+++ DATA

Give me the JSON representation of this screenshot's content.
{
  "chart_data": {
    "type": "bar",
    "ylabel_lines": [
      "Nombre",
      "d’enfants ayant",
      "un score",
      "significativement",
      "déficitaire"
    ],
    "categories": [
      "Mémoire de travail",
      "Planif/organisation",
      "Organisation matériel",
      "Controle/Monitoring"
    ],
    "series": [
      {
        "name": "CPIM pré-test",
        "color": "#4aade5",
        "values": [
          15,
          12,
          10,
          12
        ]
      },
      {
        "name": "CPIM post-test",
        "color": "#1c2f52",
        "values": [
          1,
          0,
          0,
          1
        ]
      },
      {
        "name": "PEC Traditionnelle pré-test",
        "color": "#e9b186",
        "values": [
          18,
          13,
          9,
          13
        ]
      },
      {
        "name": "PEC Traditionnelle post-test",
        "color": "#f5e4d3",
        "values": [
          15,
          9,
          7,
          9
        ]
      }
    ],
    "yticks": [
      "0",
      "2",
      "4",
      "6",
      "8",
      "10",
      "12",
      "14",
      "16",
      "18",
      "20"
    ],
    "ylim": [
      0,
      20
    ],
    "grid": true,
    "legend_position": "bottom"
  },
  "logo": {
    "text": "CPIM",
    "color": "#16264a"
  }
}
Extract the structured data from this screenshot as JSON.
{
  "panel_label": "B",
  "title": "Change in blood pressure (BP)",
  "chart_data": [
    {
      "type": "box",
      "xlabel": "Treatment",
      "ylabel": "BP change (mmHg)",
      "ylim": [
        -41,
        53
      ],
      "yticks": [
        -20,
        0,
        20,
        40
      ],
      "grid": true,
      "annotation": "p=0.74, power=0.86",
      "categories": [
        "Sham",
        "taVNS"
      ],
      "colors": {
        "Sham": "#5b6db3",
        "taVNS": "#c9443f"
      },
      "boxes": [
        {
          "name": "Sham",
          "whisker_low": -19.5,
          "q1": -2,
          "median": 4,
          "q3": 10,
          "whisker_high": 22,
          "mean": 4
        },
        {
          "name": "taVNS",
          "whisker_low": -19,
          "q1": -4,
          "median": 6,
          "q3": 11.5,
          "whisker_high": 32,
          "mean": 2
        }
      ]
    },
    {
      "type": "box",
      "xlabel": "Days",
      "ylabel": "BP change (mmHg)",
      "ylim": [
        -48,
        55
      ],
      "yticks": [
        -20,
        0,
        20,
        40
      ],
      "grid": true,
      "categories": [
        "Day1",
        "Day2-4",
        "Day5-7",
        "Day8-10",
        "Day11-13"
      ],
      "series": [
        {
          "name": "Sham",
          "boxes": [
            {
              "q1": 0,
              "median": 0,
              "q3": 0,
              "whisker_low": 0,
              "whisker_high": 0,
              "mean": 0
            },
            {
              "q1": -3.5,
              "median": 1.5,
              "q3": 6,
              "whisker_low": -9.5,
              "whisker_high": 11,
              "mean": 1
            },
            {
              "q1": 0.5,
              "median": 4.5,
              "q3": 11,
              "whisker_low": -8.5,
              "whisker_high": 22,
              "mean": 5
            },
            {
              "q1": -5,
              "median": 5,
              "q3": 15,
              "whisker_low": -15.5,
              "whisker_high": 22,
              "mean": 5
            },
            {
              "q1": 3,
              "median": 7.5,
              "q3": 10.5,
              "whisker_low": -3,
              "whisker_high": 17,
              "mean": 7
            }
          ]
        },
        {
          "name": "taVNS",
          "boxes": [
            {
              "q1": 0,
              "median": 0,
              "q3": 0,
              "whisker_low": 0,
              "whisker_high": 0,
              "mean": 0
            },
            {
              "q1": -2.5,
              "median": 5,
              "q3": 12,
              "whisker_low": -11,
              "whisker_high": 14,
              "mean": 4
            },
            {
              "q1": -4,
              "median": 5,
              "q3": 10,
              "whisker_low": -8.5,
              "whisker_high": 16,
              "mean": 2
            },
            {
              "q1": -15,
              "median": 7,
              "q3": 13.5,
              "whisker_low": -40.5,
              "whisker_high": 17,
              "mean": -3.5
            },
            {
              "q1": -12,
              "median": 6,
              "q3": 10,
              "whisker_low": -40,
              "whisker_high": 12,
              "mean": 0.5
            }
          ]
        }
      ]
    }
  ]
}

++++++

▶ [REQUIREMENTS] Quote all of the entries exactly as they appear.

▶ [OUTPUT]
Give me the JSON representation of this screenshot's content.
{
  "chart_data": {
    "type": "bar",
    "ylabel_lines": [
      "Nombre",
      "d’enfants ayant",
      "un score",
      "significativement",
      "déficitaire"
    ],
    "categories": [
      "Mémoire de travail",
      "Planif/organisation",
      "Organisation matériel",
      "Controle/Monitoring"
    ],
    "series": [
      {
        "name": "CPIM pré-test",
        "color": "#4aade5",
        "values": [
          15,
          12,
          10,
          12
        ]
      },
      {
        "name": "CPIM post-test",
        "color": "#1c2f52",
        "values": [
          1,
          0,
          0,
          1
        ]
      },
      {
        "name": "PEC Traditionnelle pré-test",
        "color": "#e9b186",
        "values": [
          18,
          13,
          9,
          13
        ]
      },
      {
        "name": "PEC Traditionnelle post-test",
        "color": "#f5e4d3",
        "values": [
          15,
          9,
          7,
          9
        ]
      }
    ],
    "yticks": [
      "0",
      "2",
      "4",
      "6",
      "8",
      "10",
      "12",
      "14",
      "16",
      "18",
      "20"
    ],
    "ylim": [
      0,
      20
    ],
    "grid": true,
    "legend_position": "bottom"
  },
  "logo": {
    "text": "CPIM",
    "color": "#16264a"
  }
}
Extract the structured data from this screenshot as JSON.
{
  "panel_label": "B",
  "title": "Change in blood pressure (BP)",
  "chart_data": [
    {
      "type": "box",
      "xlabel": "Treatment",
      "ylabel": "BP change (mmHg)",
      "ylim": [
        -41,
        53
      ],
      "yticks": [
        -20,
        0,
        20,
        40
      ],
      "grid": true,
      "annotation": "p=0.74, power=0.86",
      "categories": [
        "Sham",
        "taVNS"
      ],
      "colors": {
        "Sham": "#5b6db3",
        "taVNS": "#c9443f"
      },
      "boxes": [
        {
          "name": "Sham",
          "whisker_low": -19.5,
          "q1": -2,
          "median": 4,
          "q3": 10,
          "whisker_high": 22,
          "mean": 4
        },
        {
          "name": "taVNS",
          "whisker_low": -19,
          "q1": -4,
          "median": 6,
          "q3": 11.5,
          "whisker_high": 32,
          "mean": 2
        }
      ]
    },
    {
      "type": "box",
      "xlabel": "Days",
      "ylabel": "BP change (mmHg)",
      "ylim": [
        -48,
        55
      ],
      "yticks": [
        -20,
        0,
        20,
        40
      ],
      "grid": true,
      "categories": [
        "Day1",
        "Day2-4",
        "Day5-7",
        "Day8-10",
        "Day11-13"
      ],
      "series": [
        {
          "name": "Sham",
          "boxes": [
            {
              "q1": 0,
              "median": 0,
              "q3": 0,
              "whisker_low": 0,
              "whisker_high": 0,
              "mean": 0
            },
            {
              "q1": -3.5,
              "median": 1.5,
              "q3": 6,
              "whisker_low": -9.5,
              "whisker_high": 11,
              "mean": 1
            },
            {
              "q1": 0.5,
              "median": 4.5,
              "q3": 11,
              "whisker_low": -8.5,
              "whisker_high": 22,
              "mean": 5
            },
            {
              "q1": -5,
              "median": 5,
              "q3": 15,
              "whisker_low": -15.5,
              "whisker_high": 22,
              "mean": 5
            },
            {
              "q1": 3,
              "median": 7.5,
              "q3": 10.5,
              "whisker_low": -3,
              "whisker_high": 17,
              "mean": 7
            }
          ]
        },
        {
          "name": "taVNS",
          "boxes": [
            {
              "q1": 0,
              "median": 0,
              "q3": 0,
              "whisker_low": 0,
              "whisker_high": 0,
              "mean": 0
            },
            {
              "q1": -2.5,
              "median": 5,
              "q3": 12,
              "whisker_low": -11,
              "whisker_high": 14,
              "mean": 4
            },
            {
              "q1": -4,
              "median": 5,
              "q3": 10,
              "whisker_low": -8.5,
              "whisker_high": 16,
              "mean": 2
            },
            {
              "q1": -15,
              "median": 7,
              "q3": 13.5,
              "whisker_low": -40.5,
              "whisker_high": 17,
              "mean": -3.5
            },
            {
              "q1": -12,
              "median": 6,
              "q3": 10,
              "whisker_low": -40,
              "whisker_high": 12,
              "mean": 0.5
            }
          ]
        }
      ]
    }
  ]
}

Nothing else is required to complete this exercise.